**Task description**
Copy each line holding the string "bottom".

START Task input

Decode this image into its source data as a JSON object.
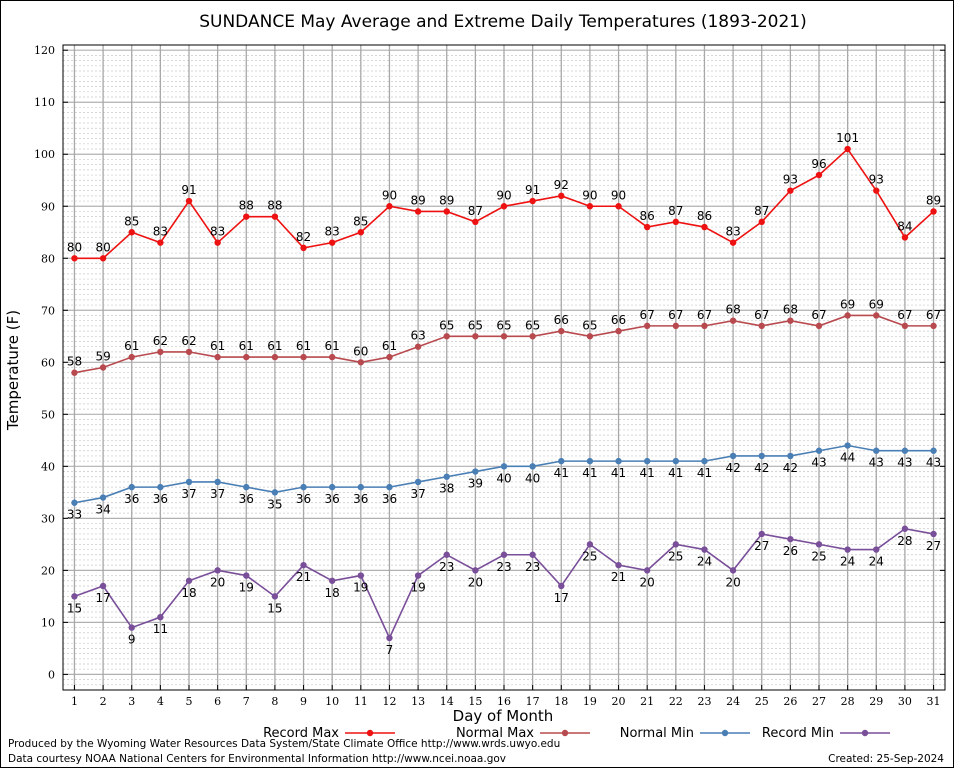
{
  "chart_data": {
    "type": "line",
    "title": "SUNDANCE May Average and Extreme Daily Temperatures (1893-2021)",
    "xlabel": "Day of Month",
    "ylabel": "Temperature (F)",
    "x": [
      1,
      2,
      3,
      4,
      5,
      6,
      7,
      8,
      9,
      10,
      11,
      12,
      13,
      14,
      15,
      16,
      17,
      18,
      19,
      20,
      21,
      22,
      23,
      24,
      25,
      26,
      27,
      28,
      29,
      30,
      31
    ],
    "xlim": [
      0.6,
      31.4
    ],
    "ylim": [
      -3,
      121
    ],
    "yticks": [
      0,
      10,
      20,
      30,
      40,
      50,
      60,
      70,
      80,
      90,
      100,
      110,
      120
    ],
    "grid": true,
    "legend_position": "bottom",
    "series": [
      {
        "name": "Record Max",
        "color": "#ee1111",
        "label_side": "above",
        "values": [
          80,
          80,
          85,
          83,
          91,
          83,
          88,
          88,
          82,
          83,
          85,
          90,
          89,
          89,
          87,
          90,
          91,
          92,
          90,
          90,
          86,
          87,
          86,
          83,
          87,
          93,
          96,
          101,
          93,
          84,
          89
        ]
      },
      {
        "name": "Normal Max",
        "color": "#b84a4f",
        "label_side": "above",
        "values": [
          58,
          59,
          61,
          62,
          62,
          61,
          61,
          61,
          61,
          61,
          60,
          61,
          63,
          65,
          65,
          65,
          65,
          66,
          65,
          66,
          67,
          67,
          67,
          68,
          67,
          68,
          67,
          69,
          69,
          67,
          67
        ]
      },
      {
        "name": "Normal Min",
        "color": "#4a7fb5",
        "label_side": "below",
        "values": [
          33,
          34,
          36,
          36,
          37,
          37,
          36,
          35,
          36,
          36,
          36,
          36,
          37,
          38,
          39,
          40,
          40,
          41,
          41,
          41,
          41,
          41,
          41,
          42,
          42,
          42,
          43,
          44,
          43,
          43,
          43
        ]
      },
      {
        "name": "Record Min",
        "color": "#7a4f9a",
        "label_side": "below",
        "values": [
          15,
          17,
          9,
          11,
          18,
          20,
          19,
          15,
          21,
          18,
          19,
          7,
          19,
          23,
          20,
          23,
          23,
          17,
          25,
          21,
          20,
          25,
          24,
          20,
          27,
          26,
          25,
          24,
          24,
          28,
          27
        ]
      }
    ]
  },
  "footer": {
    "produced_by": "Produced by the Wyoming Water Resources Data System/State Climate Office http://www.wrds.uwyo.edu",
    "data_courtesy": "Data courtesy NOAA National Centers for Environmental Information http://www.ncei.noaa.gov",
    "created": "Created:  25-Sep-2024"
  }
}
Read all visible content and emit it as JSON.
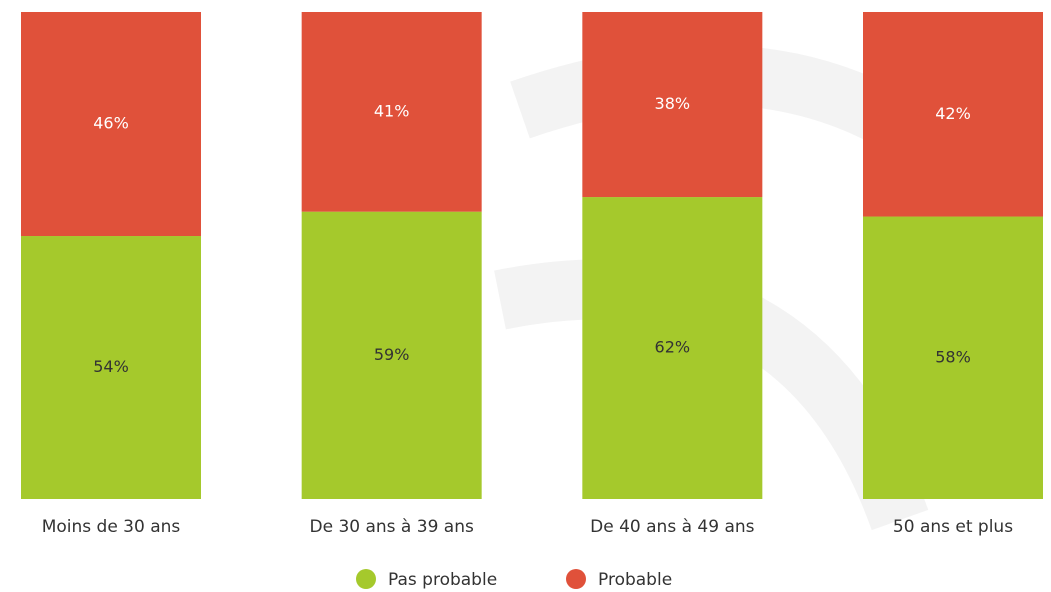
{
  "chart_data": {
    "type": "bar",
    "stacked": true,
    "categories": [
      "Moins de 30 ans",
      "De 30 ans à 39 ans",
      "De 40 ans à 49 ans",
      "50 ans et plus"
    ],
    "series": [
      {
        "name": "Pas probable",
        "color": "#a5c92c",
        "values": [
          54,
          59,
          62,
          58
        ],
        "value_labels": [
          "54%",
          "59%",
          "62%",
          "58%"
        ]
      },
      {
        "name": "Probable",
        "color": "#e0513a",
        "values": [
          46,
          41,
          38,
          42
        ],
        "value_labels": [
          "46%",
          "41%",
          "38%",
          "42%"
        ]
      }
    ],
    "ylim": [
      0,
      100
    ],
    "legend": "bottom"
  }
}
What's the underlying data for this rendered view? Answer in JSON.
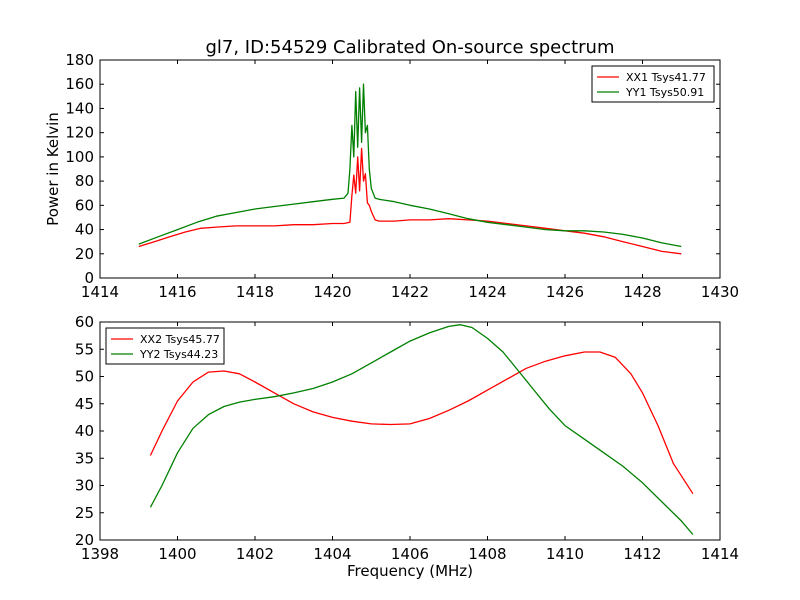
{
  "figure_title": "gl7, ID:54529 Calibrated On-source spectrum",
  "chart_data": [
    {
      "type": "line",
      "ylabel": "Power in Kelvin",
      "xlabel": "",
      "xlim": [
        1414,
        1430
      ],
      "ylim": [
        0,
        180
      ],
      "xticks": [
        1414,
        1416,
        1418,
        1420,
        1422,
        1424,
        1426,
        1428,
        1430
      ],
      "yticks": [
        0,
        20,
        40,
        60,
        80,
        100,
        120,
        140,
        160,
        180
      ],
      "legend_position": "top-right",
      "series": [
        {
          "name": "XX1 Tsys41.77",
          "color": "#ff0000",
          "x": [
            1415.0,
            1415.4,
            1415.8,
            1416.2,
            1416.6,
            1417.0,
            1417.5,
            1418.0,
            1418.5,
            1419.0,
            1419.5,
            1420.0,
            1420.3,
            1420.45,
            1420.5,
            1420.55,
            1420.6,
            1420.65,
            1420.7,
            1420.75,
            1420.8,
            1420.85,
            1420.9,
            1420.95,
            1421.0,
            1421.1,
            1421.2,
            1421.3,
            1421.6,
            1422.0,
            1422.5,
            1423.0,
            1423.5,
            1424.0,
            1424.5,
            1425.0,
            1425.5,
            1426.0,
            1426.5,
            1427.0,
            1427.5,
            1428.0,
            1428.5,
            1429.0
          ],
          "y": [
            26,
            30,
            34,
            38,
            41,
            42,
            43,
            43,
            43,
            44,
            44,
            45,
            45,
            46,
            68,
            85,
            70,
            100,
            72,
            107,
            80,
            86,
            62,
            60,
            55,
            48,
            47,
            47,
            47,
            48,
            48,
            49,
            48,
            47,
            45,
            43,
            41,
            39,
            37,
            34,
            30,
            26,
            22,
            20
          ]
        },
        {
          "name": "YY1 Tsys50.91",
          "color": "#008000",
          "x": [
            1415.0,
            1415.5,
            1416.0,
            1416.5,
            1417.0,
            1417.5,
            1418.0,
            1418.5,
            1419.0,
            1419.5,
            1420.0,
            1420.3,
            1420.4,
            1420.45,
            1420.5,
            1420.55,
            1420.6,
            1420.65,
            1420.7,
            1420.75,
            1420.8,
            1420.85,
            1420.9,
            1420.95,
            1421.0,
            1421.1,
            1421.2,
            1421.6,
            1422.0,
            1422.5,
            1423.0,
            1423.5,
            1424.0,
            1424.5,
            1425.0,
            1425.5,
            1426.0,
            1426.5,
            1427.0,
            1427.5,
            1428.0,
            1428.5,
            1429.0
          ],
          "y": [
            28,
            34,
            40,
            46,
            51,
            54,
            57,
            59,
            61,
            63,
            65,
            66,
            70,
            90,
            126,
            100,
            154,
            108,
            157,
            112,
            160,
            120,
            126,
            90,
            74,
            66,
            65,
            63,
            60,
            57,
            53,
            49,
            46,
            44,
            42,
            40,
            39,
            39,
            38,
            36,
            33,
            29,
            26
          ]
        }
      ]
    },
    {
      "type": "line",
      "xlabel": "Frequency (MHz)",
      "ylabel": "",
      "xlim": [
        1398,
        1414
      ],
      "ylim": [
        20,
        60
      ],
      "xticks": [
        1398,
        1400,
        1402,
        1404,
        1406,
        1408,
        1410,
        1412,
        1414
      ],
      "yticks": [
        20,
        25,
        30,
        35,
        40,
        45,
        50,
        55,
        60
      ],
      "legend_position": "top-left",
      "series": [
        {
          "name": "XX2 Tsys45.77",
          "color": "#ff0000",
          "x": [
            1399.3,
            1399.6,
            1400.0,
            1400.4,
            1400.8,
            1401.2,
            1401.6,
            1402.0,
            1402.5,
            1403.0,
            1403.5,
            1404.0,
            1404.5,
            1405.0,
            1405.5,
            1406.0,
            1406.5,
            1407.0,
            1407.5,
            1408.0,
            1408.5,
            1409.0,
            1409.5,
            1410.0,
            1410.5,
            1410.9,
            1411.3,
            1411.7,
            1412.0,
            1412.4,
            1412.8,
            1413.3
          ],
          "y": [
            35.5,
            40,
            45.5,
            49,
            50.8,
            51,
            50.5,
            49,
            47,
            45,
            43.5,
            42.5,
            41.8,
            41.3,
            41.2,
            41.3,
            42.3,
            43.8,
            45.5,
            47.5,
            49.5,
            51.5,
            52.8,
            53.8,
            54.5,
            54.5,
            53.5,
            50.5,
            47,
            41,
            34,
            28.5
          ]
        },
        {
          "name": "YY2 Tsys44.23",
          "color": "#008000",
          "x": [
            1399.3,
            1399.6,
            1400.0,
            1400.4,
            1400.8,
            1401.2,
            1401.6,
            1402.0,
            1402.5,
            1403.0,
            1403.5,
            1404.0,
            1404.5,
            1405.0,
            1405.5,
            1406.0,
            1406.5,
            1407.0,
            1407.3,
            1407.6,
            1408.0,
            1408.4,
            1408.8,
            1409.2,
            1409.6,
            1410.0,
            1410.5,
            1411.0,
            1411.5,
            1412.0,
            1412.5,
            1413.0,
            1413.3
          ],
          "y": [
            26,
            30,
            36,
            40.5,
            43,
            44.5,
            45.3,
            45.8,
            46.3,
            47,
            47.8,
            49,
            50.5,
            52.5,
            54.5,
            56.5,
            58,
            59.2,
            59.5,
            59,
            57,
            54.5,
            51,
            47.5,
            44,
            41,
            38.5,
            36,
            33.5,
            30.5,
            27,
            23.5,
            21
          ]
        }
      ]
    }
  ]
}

END Task input

**Result of this task**
    "legend_position": "bottom",
    "legend": "bottom"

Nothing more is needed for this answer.